**GOAL 1:**
List each distinct username that heads a post in the forum thread below, in order of first appearance.

* START TEXT *

# Performance Model 3 is really MENTAL!



## TrevP




----------



## SoFlaModel3

Yes it is!


----------



## victor

Donuts! Do nuts!


----------



## garsh




----------



## CoastalCruiser

Are you sure they are driving that car properly?


----------



## SoFlaModel3

CoastalCruiser said:


> Are you sure they are driving that car properly?


Assuming they stole it, yes, they're driving it like they stole it


----------



## teslarob

Just wait till you get to drive one...


----------



## garsh

SoFlaModel3 said:


> Assuming they stole it, yes, they're driving it like they stole it


Yep, this is the car for me. 


garsh said:


> I'll be the exact opposite.
> 
> I drive a Leaf. I have to be careful of range in order to make my round-trip commute. I have to keep my speed down on the highway.
> 
> When I get my 3, I'm going to drive it like I stole it.


----------



## SoFlaModel3

teslarob said:


> Just wait till you get to drive one...


I'm assuming you've driven it?!?!?!?


----------



## teslarob

SoFlaModel3 said:


> I'm assuming you've driven it?!?!?!?


Maybe  It's not painful like a P100D launch, but it's fast


----------



## gwestr

If you’re wondering, that video is from the skidpad at Thunderhill Raceway in Willows,CA. It’s a popular bay area racetrack for SCCA and NASA racers, and for car clubs to rent for driving schools.

* END TEXT *
* START DATA ROWS *

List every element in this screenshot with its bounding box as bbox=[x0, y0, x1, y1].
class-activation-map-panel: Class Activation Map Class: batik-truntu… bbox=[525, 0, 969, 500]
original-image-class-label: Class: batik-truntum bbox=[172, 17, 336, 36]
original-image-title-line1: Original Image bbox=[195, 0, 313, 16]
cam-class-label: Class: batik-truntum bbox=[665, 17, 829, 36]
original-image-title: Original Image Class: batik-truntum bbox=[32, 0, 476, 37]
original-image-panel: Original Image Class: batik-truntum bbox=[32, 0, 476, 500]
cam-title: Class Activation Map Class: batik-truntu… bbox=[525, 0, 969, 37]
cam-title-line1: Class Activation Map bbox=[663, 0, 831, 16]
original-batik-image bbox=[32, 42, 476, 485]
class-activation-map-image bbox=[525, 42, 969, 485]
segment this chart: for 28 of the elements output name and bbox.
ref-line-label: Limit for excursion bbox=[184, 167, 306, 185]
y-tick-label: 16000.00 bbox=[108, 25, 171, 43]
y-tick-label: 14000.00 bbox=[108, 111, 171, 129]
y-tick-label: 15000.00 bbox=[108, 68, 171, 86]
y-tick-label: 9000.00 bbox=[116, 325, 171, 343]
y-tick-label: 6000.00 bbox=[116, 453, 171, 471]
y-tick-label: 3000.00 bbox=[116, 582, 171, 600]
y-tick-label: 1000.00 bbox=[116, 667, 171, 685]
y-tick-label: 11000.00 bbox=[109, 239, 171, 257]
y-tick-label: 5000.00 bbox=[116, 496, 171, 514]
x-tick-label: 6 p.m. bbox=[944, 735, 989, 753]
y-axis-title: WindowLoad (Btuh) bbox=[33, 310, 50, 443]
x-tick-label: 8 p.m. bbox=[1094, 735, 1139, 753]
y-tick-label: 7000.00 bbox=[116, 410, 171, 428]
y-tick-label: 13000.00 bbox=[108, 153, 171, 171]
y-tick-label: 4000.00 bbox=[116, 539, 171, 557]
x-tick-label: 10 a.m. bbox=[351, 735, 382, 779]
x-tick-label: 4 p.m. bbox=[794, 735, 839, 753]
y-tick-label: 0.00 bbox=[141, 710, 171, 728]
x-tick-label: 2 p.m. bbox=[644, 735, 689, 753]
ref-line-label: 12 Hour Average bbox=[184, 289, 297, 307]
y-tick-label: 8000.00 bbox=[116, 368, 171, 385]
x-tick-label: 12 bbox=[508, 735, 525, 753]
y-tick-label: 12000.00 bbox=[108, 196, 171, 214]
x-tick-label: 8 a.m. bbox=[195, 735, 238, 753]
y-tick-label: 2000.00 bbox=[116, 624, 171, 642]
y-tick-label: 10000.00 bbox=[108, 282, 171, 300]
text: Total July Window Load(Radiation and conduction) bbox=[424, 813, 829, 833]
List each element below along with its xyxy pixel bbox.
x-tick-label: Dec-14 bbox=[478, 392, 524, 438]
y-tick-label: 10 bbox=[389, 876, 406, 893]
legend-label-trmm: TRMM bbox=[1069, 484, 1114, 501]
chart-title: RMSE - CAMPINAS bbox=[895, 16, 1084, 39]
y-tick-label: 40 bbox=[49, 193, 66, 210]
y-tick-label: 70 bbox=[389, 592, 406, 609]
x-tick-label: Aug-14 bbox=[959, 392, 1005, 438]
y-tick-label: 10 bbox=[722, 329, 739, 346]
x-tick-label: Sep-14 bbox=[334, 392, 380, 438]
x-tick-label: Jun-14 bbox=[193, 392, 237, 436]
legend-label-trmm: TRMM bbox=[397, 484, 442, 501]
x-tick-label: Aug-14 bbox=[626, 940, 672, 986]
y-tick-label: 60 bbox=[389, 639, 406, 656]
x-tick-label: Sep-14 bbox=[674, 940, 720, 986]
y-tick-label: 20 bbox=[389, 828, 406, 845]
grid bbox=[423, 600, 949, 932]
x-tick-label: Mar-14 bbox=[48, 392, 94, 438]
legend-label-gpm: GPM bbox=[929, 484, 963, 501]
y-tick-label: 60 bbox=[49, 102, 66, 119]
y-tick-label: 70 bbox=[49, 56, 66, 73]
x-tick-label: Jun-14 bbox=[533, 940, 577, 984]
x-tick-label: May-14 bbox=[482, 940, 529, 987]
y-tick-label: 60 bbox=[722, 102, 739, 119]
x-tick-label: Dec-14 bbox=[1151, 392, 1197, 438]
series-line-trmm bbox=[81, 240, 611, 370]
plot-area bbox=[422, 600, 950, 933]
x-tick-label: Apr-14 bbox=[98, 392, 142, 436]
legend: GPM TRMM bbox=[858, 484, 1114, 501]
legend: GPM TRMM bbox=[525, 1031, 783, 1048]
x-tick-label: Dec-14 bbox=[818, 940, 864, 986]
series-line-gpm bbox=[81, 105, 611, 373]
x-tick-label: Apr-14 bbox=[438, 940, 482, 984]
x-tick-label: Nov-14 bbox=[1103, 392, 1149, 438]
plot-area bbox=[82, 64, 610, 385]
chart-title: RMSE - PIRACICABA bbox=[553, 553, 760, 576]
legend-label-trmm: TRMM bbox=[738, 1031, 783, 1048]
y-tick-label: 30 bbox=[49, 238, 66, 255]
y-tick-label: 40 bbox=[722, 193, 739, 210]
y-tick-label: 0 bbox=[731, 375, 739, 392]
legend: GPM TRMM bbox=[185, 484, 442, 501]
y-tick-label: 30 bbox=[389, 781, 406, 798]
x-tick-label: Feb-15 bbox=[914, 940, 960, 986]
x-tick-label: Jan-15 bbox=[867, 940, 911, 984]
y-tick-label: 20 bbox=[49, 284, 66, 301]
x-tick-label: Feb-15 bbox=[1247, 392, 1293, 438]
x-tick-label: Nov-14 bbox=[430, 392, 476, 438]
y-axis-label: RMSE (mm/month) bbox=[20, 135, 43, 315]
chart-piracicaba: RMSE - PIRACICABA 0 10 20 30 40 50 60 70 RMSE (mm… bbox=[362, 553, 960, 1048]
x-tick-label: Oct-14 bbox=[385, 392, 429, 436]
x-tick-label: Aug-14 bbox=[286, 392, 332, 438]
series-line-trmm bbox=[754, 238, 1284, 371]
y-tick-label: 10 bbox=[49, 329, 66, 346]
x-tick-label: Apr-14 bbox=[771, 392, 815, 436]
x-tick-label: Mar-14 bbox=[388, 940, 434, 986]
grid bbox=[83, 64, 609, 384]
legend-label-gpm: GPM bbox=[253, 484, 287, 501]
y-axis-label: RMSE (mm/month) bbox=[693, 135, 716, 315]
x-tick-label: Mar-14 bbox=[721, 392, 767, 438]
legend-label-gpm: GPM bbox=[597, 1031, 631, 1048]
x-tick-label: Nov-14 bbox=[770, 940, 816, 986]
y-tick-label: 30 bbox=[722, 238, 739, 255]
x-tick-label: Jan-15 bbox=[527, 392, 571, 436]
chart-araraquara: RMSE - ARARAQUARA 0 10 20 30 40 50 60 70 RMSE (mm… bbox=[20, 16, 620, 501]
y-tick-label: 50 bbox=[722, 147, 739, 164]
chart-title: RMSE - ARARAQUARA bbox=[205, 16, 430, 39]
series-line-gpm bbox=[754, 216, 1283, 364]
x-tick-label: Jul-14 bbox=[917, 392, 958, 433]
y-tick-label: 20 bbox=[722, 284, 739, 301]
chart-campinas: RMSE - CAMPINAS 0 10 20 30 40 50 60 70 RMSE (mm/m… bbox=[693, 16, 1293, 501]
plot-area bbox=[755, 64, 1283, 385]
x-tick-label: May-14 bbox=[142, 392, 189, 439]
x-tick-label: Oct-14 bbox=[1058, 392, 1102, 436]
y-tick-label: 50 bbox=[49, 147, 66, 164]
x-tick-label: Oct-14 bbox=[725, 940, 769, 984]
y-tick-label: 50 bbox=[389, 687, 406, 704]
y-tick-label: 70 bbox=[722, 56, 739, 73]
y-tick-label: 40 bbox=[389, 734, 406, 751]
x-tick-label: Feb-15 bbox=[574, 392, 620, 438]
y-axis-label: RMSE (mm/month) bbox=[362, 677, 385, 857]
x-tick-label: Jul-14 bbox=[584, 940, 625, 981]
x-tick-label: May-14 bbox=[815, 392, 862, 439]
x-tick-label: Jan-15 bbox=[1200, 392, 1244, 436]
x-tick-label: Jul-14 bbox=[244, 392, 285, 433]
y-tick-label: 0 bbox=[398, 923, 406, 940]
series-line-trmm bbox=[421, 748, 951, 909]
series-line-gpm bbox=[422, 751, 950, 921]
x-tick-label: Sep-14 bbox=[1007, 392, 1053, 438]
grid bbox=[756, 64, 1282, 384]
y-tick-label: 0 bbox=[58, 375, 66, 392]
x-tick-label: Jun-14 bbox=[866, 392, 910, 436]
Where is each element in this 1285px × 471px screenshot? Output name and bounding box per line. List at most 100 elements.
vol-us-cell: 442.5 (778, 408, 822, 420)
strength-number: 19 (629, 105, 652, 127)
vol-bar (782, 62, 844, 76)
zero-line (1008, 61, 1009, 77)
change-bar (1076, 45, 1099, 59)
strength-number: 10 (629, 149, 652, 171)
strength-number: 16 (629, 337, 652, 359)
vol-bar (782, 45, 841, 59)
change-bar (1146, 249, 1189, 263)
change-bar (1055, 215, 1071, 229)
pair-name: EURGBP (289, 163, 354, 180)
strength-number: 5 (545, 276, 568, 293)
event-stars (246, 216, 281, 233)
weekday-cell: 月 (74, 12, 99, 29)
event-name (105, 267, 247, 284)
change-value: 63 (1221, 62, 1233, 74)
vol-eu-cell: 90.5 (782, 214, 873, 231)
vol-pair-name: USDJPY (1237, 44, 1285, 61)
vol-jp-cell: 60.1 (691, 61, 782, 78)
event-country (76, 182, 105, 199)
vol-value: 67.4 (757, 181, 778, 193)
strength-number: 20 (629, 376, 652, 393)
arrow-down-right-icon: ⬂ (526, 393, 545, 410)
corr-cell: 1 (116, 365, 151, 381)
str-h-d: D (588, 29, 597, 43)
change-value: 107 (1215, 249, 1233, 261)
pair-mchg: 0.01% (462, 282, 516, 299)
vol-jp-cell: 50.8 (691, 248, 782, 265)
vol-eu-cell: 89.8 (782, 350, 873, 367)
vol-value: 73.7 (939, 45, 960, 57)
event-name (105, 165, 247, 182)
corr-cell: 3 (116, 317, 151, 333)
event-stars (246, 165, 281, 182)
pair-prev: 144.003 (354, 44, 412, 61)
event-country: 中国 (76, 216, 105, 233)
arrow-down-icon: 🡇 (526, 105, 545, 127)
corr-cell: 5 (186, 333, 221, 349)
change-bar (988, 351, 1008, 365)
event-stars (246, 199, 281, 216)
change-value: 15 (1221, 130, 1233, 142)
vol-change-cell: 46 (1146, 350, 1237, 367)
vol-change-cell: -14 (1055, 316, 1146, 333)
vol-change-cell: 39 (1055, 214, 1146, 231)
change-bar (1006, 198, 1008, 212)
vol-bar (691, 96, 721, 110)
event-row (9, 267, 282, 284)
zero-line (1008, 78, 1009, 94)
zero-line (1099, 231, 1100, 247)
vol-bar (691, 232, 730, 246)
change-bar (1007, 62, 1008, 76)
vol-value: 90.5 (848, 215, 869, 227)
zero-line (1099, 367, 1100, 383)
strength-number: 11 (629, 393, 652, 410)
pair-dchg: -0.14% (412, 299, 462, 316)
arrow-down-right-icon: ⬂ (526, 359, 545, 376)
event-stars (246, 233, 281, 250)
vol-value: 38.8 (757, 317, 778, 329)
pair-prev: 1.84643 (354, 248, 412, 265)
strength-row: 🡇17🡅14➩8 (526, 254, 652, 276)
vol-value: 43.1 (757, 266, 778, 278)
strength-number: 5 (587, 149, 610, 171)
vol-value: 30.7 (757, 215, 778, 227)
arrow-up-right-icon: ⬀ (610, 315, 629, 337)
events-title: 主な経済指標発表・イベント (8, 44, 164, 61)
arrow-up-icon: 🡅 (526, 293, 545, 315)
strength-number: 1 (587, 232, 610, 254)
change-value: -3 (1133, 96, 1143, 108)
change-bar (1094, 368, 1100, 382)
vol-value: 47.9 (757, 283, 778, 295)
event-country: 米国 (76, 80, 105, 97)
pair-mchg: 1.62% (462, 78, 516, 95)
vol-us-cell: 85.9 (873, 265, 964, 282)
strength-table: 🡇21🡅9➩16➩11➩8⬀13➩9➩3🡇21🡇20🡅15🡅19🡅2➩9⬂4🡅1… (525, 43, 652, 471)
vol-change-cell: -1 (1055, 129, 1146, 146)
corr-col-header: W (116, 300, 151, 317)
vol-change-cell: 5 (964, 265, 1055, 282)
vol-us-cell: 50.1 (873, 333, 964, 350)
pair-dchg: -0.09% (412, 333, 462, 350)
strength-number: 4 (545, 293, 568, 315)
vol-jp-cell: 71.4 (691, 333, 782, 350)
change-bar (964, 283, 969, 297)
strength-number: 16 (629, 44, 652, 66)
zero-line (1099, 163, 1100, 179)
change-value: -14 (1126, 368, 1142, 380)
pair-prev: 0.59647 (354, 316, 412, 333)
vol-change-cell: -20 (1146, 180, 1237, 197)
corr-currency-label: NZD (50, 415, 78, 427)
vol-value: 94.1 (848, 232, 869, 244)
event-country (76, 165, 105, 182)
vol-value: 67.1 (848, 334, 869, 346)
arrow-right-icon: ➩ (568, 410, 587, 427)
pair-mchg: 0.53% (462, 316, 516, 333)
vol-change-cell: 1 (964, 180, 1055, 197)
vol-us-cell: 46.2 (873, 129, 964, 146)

* END DATA ROWS *

**GOAL 2:**
Filter the listing above, keeping only the lines that contain the string "RMSE". Case counts.

**TASK RESULT 1:**
TrevP, SoFlaModel3, victor, garsh, CoastalCruiser, teslarob, gwestr

**TASK RESULT 2:**
chart-title: RMSE - CAMPINAS bbox=[895, 16, 1084, 39]
chart-title: RMSE - PIRACICABA bbox=[553, 553, 760, 576]
y-axis-label: RMSE (mm/month) bbox=[20, 135, 43, 315]
chart-piracicaba: RMSE - PIRACICABA 0 10 20 30 40 50 60 70 RMSE (mm… bbox=[362, 553, 960, 1048]
y-axis-label: RMSE (mm/month) bbox=[693, 135, 716, 315]
chart-araraquara: RMSE - ARARAQUARA 0 10 20 30 40 50 60 70 RMSE (mm… bbox=[20, 16, 620, 501]
chart-title: RMSE - ARARAQUARA bbox=[205, 16, 430, 39]
chart-campinas: RMSE - CAMPINAS 0 10 20 30 40 50 60 70 RMSE (mm/m… bbox=[693, 16, 1293, 501]
y-axis-label: RMSE (mm/month) bbox=[362, 677, 385, 857]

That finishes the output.